Task objective: Filter the records below down to lines containing "document".

[START Materials provided]

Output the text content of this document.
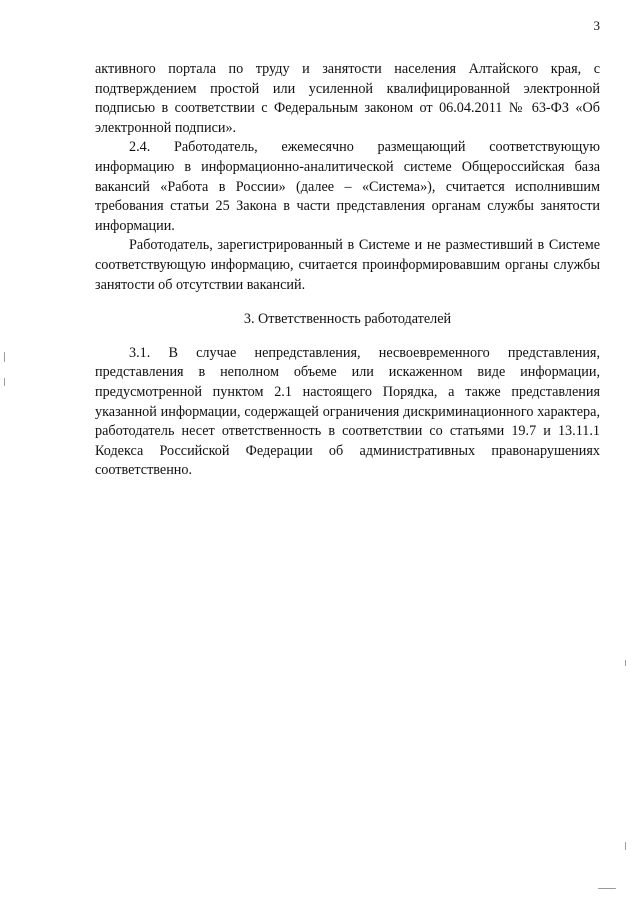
3

активного портала по труду и занятости населения Алтайского края, с подтверждением простой или усиленной квалифицированной электронной подписью в соответствии с Федеральным законом от 06.04.2011 № 63-ФЗ «Об электронной подписи».

2.4. Работодатель, ежемесячно размещающий соответствующую информацию в информационно-аналитической системе Общероссийская база вакансий «Работа в России» (далее – «Система»), считается исполнившим требования статьи 25 Закона в части представления органам службы занятости информации.

Работодатель, зарегистрированный в Системе и не разместивший в Системе соответствующую информацию, считается проинформировавшим органы службы занятости об отсутствии вакансий.

3. Ответственность работодателей

3.1. В случае непредставления, несвоевременного представления, представления в неполном объеме или искаженном виде информации, предусмотренной пунктом 2.1 настоящего Порядка, а также представления указанной информации, содержащей ограничения дискриминационного характера, работодатель несет ответственность в соответствии со статьями 19.7 и 13.11.1 Кодекса Российской Федерации об административных правонарушениях соответственно.
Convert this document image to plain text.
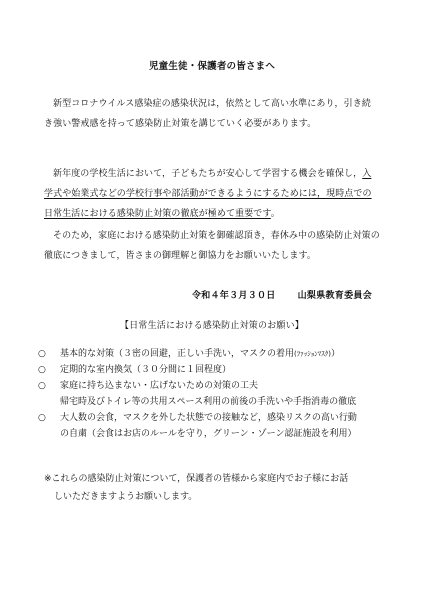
児童生徒・保護者の皆さまへ
新型コロナウイルス感染症の感染状況は，依然として高い水準にあり，引き続き強い警戒感を持って感染防止対策を講じていく必要があります。
新年度の学校生活において，子どもたちが安心して学習する機会を確保し，入学式や始業式などの学校行事や部活動ができるようにするためには，現時点での日常生活における感染防止対策の徹底が極めて重要です。
そのため，家庭における感染防止対策を御確認頂き，春休み中の感染防止対策の徹底につきまして，皆さまの御理解と御協力をお願いいたします。
令和４年３月３０日 山梨県教育委員会
【日常生活における感染防止対策のお願い】
○	基本的な対策（３密の回避，正しい手洗い，マスクの着用(ﾌｧｯｼｮﾝﾏｽｸ)）
○	定期的な室内換気（３０分間に１回程度）
○	家庭に持ち込まない・広げないための対策の工夫
帰宅時及びトイレ等の共用スペース利用の前後の手洗いや手指消毒の徹底
○	大人数の会食，マスクを外した状態での接触など，感染リスクの高い行動
の自粛（会食はお店のルールを守り，グリーン・ゾーン認証施設を利用）
※これらの感染防止対策について，保護者の皆様から家庭内でお子様にお話
しいただきますようお願いします。
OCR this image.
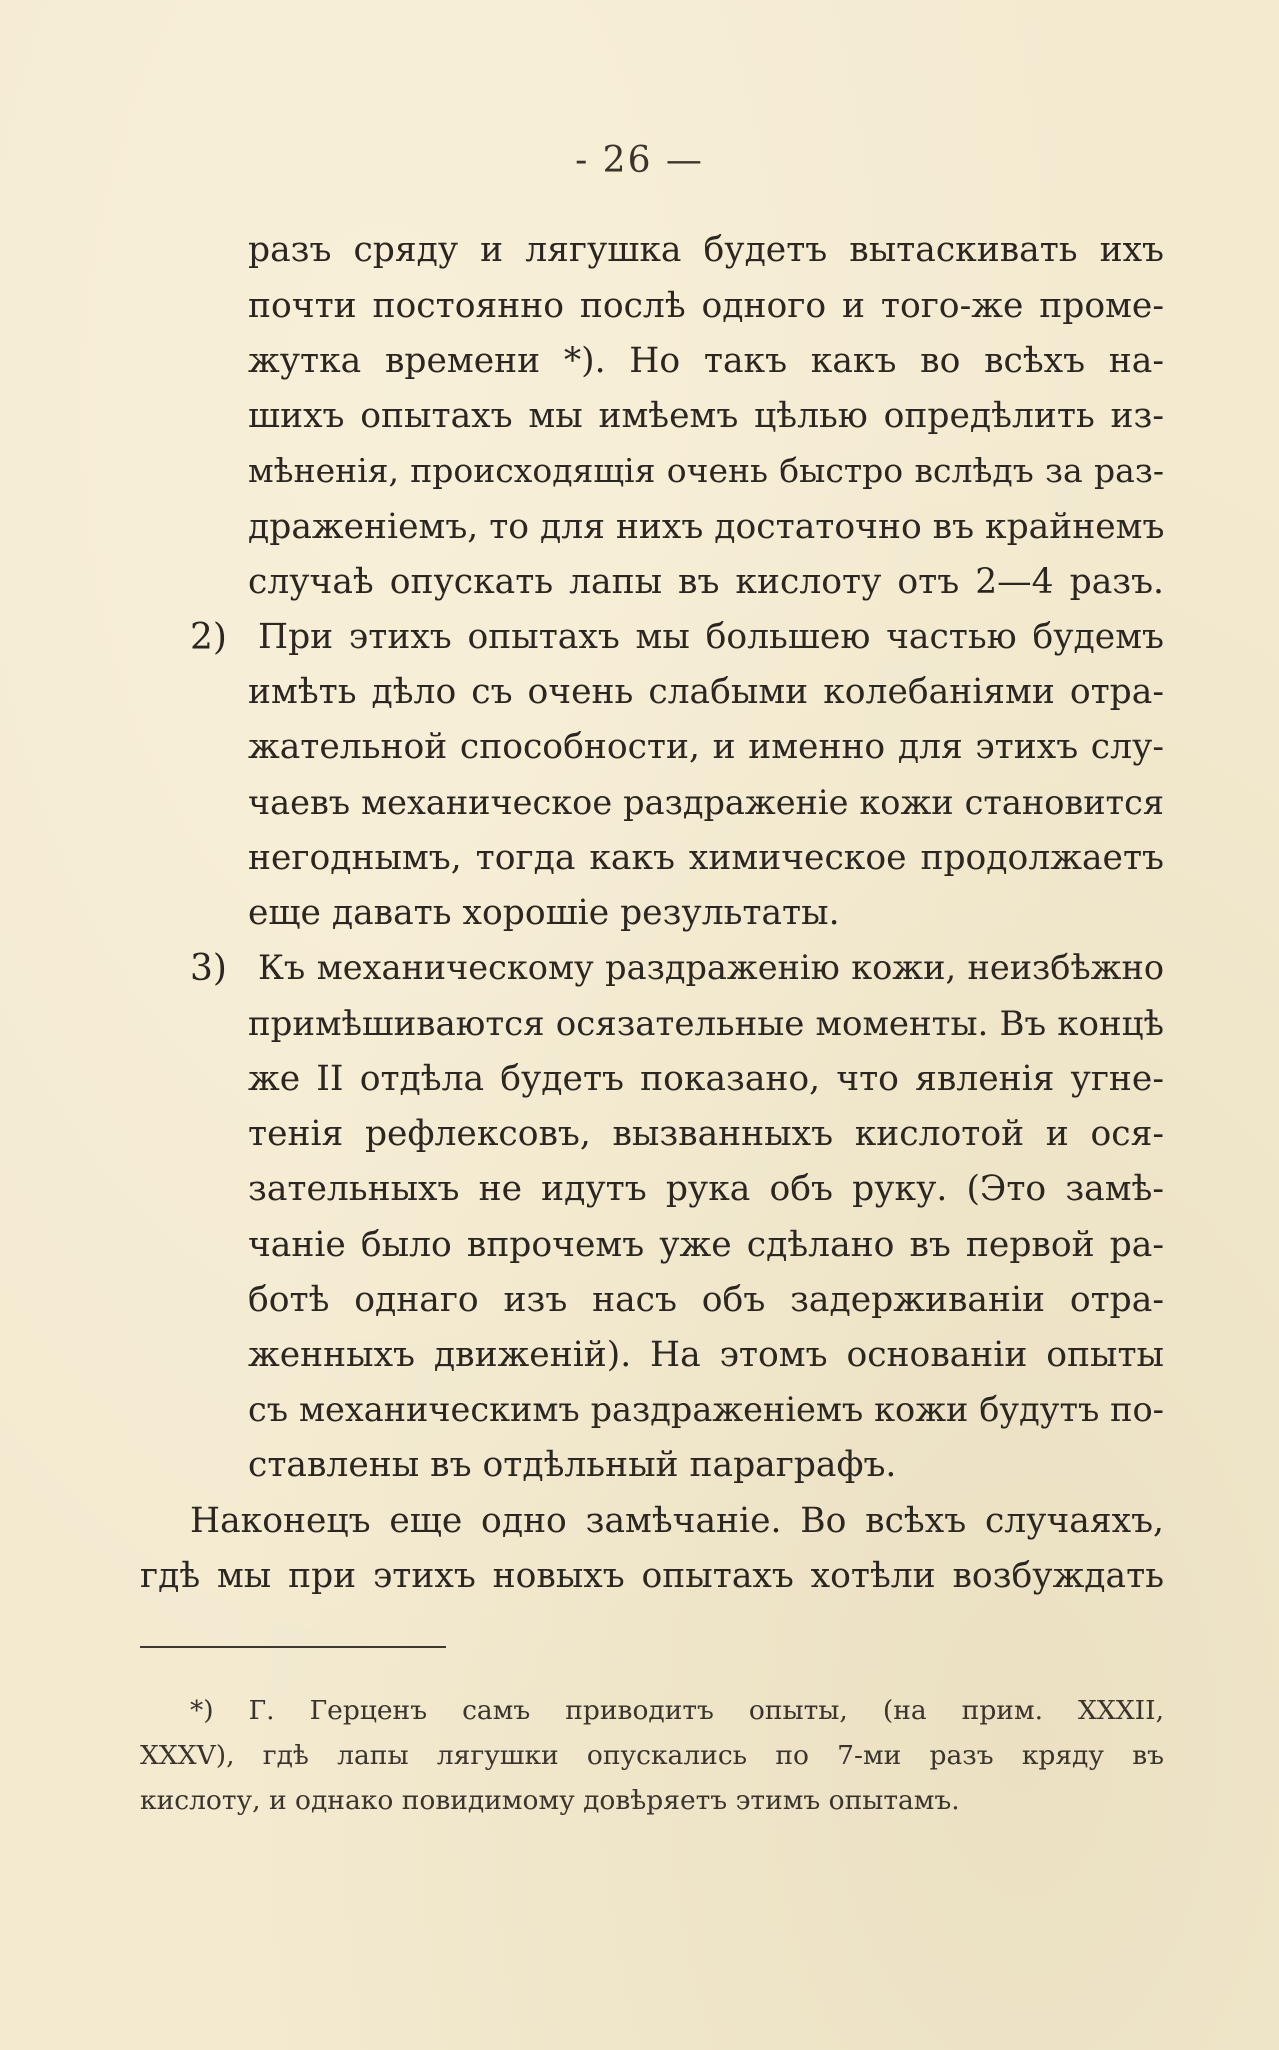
- 26 —
разъ сряду и лягушка будетъ вытаскивать ихъ
почти постоянно послѣ одного и того-же проме-
жутка времени *). Но такъ какъ во всѣхъ на-
шихъ опытахъ мы имѣемъ цѣлью опредѣлить из-
мѣненія, происходящія очень быстро вслѣдъ за раз-
драженіемъ, то для нихъ достаточно въ крайнемъ
случаѣ опускать лапы въ кислоту отъ 2—4 разъ.
2) При этихъ опытахъ мы большею частью будемъ
имѣть дѣло съ очень слабыми колебаніями отра-
жательной способности, и именно для этихъ слу-
чаевъ механическое раздраженіе кожи становится
негоднымъ, тогда какъ химическое продолжаетъ
еще давать хорошіе результаты.
3) Къ механическому раздраженію кожи, неизбѣжно
примѣшиваются осязательные моменты. Въ концѣ
же II отдѣла будетъ показано, что явленія угне-
тенія рефлексовъ, вызванныхъ кислотой и ося-
зательныхъ не идутъ рука объ руку. (Это замѣ-
чаніе было впрочемъ уже сдѣлано въ первой ра-
ботѣ однаго изъ насъ объ задерживаніи отра-
женныхъ движеній). На этомъ основаніи опыты
съ механическимъ раздраженіемъ кожи будутъ по-
ставлены въ отдѣльный параграфъ.
Наконецъ еще одно замѣчаніе. Во всѣхъ случаяхъ,
гдѣ мы при этихъ новыхъ опытахъ хотѣли возбуждать
*) Г. Герценъ самъ приводитъ опыты, (на прим. XXXII,
XXXV), гдѣ лапы лягушки опускались по 7-ми разъ кряду въ
кислоту, и однако повидимому довѣряетъ этимъ опытамъ.
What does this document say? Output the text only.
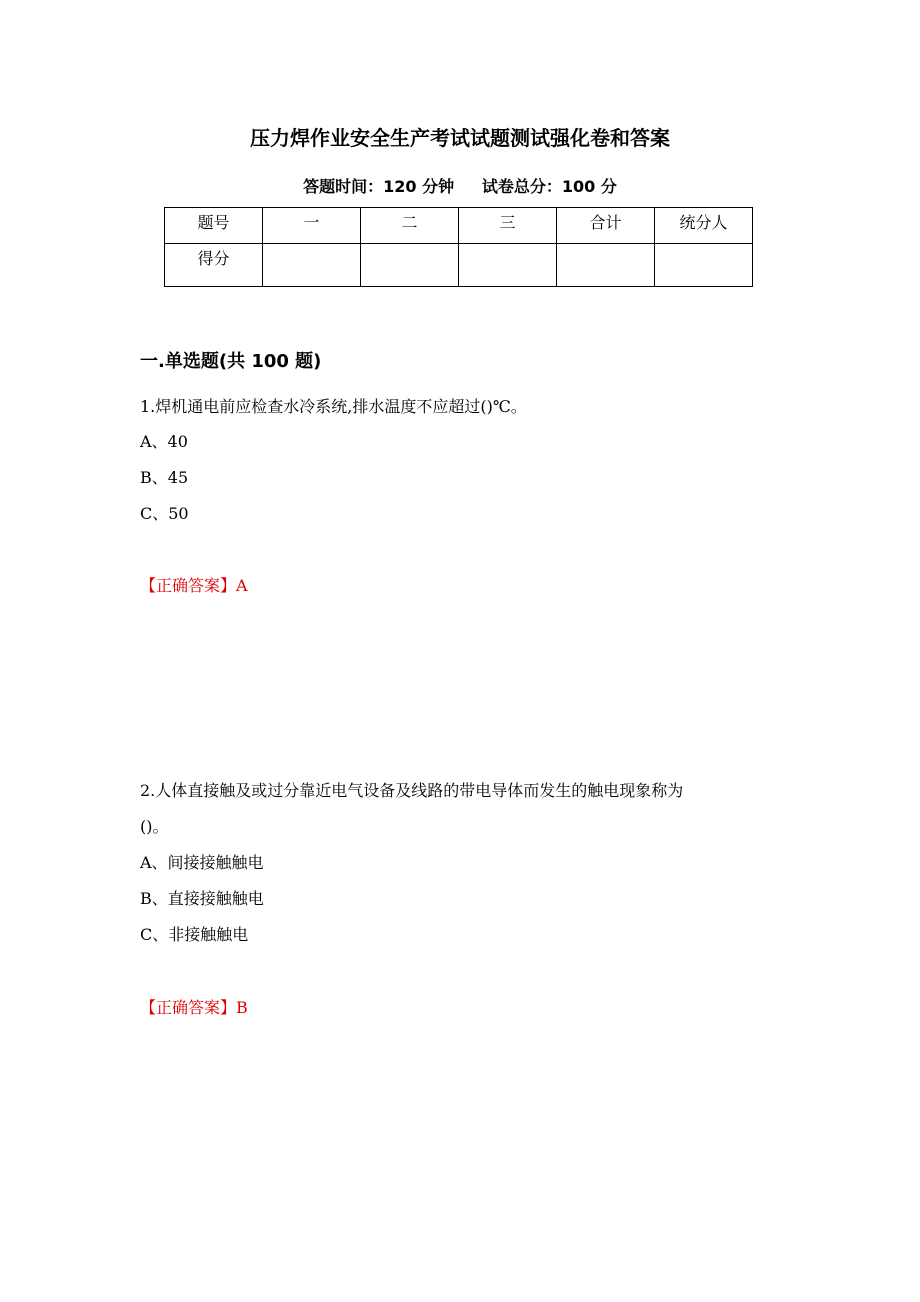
压力焊作业安全生产考试试题测试强化卷和答案
答题时间：120 分钟     试卷总分：100 分
题号	一	二	三	合计	统分人
得分					
一.单选题(共 100 题)
1.焊机通电前应检查水冷系统,排水温度不应超过()℃。
A、40
B、45
C、50
【正确答案】A
2.人体直接触及或过分靠近电气设备及线路的带电导体而发生的触电现象称为
()。
A、间接接触触电
B、直接接触触电
C、非接触触电
【正确答案】B
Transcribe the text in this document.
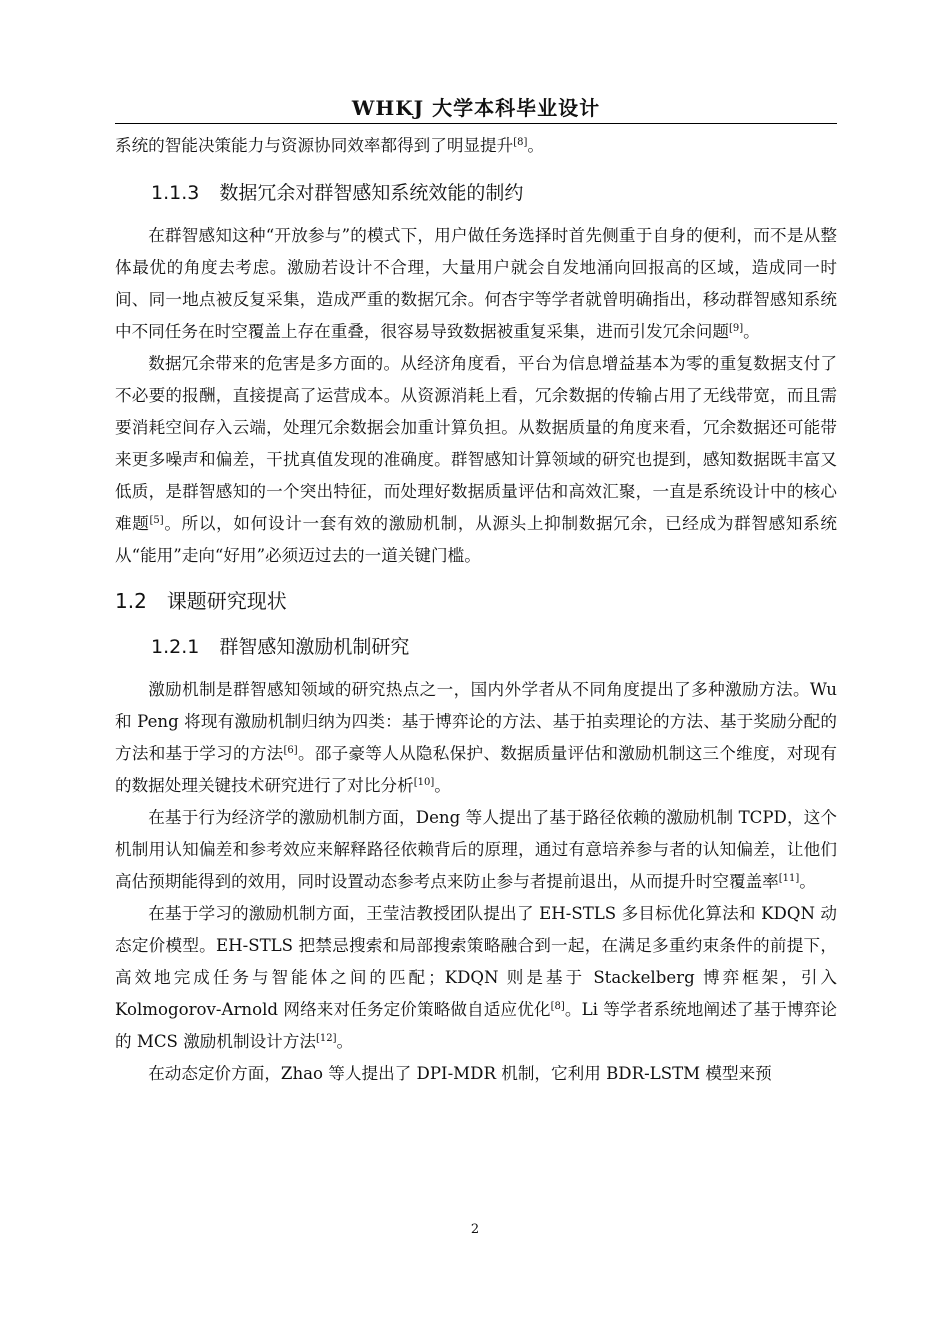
WHKJ 大学本科毕业设计

系统的智能决策能力与资源协同效率都得到了明显提升[8]。

1.1.3 数据冗余对群智感知系统效能的制约

在群智感知这种“开放参与”的模式下，用户做任务选择时首先侧重于自身的便利，而不是从整体最优的角度去考虑。激励若设计不合理，大量用户就会自发地涌向回报高的区域，造成同一时间、同一地点被反复采集，造成严重的数据冗余。何杏宇等学者就曾明确指出，移动群智感知系统中不同任务在时空覆盖上存在重叠，很容易导致数据被重复采集，进而引发冗余问题[9]。

数据冗余带来的危害是多方面的。从经济角度看，平台为信息增益基本为零的重复数据支付了不必要的报酬，直接提高了运营成本。从资源消耗上看，冗余数据的传输占用了无线带宽，而且需要消耗空间存入云端，处理冗余数据会加重计算负担。从数据质量的角度来看，冗余数据还可能带来更多噪声和偏差，干扰真值发现的准确度。群智感知计算领域的研究也提到，感知数据既丰富又低质，是群智感知的一个突出特征，而处理好数据质量评估和高效汇聚，一直是系统设计中的核心难题[5]。所以，如何设计一套有效的激励机制，从源头上抑制数据冗余，已经成为群智感知系统从“能用”走向“好用”必须迈过去的一道关键门槛。

1.2 课题研究现状
1.2.1 群智感知激励机制研究

激励机制是群智感知领域的研究热点之一，国内外学者从不同角度提出了多种激励方法。Wu 和 Peng 将现有激励机制归纳为四类：基于博弈论的方法、基于拍卖理论的方法、基于奖励分配的方法和基于学习的方法[6]。邵子豪等人从隐私保护、数据质量评估和激励机制这三个维度，对现有的数据处理关键技术研究进行了对比分析[10]。

在基于行为经济学的激励机制方面，Deng 等人提出了基于路径依赖的激励机制 TCPD，这个机制用认知偏差和参考效应来解释路径依赖背后的原理，通过有意培养参与者的认知偏差，让他们高估预期能得到的效用，同时设置动态参考点来防止参与者提前退出，从而提升时空覆盖率[11]。

在基于学习的激励机制方面，王莹洁教授团队提出了 EH-STLS 多目标优化算法和 KDQN 动态定价模型。EH-STLS 把禁忌搜索和局部搜索策略融合到一起，在满足多重约束条件的前提下，高效地完成任务与智能体之间的匹配；KDQN 则是基于 Stackelberg 博弈框架，引入 Kolmogorov-Arnold 网络来对任务定价策略做自适应优化[8]。Li 等学者系统地阐述了基于博弈论的 MCS 激励机制设计方法[12]。

在动态定价方面，Zhao 等人提出了 DPI-MDR 机制，它利用 BDR-LSTM 模型来预

2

[END Materials provided]

Task output:
Output the text content of this document.
Convert this document image to plain text.
What does this document say? Output the text only.
Transcribe the text in this document.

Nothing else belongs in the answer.